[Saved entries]
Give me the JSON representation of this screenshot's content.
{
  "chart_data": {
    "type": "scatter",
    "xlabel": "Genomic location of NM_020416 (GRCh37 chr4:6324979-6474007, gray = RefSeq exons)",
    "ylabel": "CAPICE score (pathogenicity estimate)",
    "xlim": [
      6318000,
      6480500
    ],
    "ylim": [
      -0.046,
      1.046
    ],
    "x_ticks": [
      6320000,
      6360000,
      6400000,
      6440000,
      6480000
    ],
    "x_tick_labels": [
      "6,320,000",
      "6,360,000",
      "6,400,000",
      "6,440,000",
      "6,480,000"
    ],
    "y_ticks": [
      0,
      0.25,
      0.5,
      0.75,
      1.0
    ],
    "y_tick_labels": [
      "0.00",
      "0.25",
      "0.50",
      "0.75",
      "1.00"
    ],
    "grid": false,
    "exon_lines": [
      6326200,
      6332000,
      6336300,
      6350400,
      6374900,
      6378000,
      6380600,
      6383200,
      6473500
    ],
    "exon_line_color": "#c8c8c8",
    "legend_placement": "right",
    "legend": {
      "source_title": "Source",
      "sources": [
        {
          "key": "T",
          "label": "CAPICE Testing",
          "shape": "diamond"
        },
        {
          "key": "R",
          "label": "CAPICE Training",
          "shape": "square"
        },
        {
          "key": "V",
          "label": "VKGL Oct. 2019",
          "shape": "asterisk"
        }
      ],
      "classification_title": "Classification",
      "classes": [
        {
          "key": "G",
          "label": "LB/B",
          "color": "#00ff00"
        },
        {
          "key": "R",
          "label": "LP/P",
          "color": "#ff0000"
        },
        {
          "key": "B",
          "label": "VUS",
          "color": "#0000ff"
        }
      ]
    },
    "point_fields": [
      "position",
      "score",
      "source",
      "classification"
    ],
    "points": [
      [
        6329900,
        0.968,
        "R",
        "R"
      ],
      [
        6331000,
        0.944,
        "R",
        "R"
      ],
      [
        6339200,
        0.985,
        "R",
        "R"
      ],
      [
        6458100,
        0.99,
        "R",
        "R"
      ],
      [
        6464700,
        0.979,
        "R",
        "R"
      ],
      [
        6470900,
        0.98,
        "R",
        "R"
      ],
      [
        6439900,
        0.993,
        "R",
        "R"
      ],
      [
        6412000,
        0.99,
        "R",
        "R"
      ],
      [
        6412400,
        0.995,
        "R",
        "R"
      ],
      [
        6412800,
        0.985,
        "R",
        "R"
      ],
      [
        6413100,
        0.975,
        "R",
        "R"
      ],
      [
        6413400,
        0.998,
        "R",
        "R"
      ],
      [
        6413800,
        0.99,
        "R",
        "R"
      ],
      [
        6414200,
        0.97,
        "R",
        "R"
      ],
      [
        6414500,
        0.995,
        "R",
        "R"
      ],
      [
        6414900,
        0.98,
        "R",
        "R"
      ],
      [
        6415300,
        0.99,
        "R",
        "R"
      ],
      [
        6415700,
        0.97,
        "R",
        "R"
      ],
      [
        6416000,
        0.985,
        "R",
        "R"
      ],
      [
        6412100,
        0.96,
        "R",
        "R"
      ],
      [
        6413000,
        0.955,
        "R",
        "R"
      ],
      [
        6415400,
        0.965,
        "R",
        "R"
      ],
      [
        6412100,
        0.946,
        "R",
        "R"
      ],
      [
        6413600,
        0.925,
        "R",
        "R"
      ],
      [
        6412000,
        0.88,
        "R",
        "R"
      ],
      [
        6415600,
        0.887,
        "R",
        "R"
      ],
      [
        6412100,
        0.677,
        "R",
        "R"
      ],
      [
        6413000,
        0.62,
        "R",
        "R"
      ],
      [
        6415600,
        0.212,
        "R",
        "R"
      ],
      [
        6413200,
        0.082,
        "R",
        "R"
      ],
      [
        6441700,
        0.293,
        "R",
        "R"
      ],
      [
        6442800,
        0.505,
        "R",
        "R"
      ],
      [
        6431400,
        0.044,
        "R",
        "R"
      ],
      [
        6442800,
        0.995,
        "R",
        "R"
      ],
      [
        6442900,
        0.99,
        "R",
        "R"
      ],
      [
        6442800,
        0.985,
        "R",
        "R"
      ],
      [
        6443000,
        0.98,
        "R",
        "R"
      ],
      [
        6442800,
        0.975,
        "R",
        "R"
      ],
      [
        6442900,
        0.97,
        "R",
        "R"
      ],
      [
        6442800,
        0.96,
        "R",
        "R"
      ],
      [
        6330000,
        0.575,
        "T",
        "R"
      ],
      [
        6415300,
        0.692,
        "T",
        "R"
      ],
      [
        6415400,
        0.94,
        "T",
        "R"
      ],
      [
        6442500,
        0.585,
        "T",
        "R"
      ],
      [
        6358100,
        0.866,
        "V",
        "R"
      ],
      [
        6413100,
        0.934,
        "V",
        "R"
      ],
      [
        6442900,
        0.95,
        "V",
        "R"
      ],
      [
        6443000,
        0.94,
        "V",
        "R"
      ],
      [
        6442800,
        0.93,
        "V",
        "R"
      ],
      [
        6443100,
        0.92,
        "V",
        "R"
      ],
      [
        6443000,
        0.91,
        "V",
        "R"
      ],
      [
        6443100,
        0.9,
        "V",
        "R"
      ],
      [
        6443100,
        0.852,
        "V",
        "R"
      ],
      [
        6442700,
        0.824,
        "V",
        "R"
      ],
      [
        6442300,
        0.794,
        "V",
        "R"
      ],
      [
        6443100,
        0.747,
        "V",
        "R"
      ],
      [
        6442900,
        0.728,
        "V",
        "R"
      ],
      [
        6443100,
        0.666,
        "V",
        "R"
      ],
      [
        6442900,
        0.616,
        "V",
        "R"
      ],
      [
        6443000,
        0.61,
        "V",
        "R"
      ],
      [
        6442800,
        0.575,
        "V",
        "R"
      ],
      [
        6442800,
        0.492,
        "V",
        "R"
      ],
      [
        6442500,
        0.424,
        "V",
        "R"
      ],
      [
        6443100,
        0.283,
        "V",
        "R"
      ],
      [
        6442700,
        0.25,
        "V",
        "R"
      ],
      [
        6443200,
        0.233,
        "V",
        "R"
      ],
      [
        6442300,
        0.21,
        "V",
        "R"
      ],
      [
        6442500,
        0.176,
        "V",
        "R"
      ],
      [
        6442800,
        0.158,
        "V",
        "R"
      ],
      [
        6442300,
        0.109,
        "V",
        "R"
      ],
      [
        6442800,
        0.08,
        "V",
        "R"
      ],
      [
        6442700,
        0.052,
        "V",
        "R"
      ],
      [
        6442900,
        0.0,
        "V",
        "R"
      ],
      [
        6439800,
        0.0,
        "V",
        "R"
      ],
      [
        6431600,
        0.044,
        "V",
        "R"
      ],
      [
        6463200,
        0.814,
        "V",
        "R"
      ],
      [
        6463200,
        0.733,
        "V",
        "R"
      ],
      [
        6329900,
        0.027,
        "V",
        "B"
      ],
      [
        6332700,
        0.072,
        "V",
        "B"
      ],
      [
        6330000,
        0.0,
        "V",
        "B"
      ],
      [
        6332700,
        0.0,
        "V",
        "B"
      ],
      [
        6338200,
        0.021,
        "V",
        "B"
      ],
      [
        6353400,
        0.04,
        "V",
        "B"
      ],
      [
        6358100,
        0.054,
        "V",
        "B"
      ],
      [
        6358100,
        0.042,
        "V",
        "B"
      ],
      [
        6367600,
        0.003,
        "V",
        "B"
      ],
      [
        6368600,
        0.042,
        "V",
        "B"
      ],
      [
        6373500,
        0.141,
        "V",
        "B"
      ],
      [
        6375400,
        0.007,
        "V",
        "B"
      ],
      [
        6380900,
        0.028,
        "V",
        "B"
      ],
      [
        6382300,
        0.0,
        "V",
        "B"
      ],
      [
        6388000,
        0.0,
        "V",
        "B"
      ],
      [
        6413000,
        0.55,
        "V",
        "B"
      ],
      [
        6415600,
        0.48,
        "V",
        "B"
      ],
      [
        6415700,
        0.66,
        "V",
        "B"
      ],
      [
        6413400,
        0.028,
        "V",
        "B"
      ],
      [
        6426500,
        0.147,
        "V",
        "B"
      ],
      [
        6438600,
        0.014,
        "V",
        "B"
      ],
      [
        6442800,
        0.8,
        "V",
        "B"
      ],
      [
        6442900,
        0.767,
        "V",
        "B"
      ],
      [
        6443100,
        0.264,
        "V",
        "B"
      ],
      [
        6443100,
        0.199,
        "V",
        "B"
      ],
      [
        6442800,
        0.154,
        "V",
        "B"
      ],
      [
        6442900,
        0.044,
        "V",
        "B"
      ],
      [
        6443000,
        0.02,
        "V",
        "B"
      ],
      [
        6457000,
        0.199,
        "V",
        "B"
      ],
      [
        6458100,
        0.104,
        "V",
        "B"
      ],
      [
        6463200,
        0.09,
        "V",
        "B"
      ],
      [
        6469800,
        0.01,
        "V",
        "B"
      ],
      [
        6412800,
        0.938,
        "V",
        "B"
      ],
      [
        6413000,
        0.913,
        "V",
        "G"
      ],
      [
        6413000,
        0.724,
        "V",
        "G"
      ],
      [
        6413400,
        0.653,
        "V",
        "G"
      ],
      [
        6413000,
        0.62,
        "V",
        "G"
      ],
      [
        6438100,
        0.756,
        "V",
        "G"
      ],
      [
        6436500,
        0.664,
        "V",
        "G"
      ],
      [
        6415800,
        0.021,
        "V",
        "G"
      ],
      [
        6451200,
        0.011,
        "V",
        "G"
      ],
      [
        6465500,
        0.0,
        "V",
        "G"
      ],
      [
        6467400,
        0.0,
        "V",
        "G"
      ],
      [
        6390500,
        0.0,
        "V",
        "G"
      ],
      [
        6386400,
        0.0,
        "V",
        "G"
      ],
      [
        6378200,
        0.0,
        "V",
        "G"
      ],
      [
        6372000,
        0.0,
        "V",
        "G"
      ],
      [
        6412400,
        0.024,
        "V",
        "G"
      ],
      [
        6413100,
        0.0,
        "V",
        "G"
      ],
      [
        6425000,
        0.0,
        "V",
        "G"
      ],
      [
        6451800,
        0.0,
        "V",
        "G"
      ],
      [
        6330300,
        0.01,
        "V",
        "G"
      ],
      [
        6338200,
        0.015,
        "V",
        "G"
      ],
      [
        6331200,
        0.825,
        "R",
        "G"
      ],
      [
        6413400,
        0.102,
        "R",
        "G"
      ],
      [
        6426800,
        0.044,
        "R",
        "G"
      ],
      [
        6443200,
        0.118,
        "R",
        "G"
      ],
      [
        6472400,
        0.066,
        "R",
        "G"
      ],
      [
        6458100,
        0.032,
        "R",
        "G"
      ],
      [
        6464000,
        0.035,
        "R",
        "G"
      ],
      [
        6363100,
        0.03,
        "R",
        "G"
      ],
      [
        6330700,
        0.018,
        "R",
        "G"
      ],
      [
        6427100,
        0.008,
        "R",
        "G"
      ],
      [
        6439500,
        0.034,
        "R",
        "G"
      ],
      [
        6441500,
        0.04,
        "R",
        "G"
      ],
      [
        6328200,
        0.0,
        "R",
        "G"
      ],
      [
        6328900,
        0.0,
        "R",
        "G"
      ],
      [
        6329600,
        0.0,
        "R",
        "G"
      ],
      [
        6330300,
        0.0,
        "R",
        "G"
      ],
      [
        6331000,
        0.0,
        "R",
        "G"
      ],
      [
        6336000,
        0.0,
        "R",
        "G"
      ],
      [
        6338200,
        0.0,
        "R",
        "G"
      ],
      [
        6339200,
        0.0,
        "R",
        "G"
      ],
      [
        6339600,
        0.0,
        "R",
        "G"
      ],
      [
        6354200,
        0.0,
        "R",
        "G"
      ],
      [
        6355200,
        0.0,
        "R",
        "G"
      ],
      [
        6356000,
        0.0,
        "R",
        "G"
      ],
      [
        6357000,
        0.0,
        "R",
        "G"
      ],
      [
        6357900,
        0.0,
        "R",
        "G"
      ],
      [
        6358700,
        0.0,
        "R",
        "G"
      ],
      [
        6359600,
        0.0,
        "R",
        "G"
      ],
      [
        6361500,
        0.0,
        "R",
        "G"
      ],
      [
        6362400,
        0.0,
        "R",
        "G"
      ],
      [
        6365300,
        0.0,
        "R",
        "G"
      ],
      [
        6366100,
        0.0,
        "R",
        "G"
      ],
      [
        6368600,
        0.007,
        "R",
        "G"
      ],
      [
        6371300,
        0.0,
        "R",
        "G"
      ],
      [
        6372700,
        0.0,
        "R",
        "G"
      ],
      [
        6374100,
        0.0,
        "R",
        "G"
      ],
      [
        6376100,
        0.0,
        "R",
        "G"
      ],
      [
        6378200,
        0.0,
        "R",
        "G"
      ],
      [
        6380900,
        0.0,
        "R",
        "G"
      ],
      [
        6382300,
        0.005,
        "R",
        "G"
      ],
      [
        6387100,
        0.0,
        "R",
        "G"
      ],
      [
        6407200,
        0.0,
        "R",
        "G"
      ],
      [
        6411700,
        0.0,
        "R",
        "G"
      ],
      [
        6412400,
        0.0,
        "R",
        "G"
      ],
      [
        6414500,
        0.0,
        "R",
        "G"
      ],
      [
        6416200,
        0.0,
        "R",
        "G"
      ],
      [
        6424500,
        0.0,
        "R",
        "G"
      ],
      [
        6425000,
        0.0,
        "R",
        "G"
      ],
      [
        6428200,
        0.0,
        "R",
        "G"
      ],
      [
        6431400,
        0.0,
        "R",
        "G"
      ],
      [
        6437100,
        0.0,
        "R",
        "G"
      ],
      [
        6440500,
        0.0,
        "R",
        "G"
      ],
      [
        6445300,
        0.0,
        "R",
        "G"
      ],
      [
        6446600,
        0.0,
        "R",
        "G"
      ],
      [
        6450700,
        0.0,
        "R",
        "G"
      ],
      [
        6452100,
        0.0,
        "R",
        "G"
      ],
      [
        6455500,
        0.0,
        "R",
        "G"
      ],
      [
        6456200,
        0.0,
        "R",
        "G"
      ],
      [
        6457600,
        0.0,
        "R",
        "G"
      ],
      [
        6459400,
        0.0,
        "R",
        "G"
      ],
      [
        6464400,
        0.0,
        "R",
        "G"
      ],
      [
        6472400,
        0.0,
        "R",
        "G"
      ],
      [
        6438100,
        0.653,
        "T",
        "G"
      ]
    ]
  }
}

**EXERCISE REQUIREMENTS**
State how many lines in the records above contain the word "shape", and give only that number.

**EXERCISE RESULT**
3